##### Available records #####

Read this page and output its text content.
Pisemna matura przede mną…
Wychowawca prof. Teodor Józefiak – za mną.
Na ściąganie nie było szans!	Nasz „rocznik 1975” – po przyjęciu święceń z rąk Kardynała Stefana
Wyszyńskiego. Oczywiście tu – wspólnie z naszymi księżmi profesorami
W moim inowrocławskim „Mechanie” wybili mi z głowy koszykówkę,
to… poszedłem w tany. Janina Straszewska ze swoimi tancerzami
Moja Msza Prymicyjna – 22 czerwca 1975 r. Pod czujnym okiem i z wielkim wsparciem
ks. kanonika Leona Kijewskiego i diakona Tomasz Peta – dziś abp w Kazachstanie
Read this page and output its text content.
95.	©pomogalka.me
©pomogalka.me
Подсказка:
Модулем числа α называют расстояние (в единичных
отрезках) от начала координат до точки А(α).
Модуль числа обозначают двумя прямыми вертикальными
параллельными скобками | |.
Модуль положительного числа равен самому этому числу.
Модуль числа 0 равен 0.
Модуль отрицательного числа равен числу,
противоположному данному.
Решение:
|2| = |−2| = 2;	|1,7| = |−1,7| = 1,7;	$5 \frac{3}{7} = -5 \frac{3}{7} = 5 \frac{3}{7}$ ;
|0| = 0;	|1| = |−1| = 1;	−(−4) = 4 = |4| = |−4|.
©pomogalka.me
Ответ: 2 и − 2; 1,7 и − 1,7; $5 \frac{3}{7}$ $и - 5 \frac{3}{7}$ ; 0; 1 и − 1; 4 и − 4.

#####

#### Task brief:
Repeat all of the entries exactly.

#### Response to the task:
Read this page and output its text content.
Pisemna matura przede mną…
Wychowawca prof. Teodor Józefiak – za mną.
Na ściąganie nie było szans!	Nasz „rocznik 1975” – po przyjęciu święceń z rąk Kardynała Stefana
Wyszyńskiego. Oczywiście tu – wspólnie z naszymi księżmi profesorami
W moim inowrocławskim „Mechanie” wybili mi z głowy koszykówkę,
to… poszedłem w tany. Janina Straszewska ze swoimi tancerzami
Moja Msza Prymicyjna – 22 czerwca 1975 r. Pod czujnym okiem i z wielkim wsparciem
ks. kanonika Leona Kijewskiego i diakona Tomasz Peta – dziś abp w Kazachstanie
Read this page and output its text content.
95.	©pomogalka.me
©pomogalka.me
Подсказка:
Модулем числа α называют расстояние (в единичных
отрезках) от начала координат до точки А(α).
Модуль числа обозначают двумя прямыми вертикальными
параллельными скобками | |.
Модуль положительного числа равен самому этому числу.
Модуль числа 0 равен 0.
Модуль отрицательного числа равен числу,
противоположному данному.
Решение:
|2| = |−2| = 2;	|1,7| = |−1,7| = 1,7;	$5 \frac{3}{7} = -5 \frac{3}{7} = 5 \frac{3}{7}$ ;
|0| = 0;	|1| = |−1| = 1;	−(−4) = 4 = |4| = |−4|.
©pomogalka.me
Ответ: 2 и − 2; 1,7 и − 1,7; $5 \frac{3}{7}$ $и - 5 \frac{3}{7}$ ; 0; 1 и − 1; 4 и − 4.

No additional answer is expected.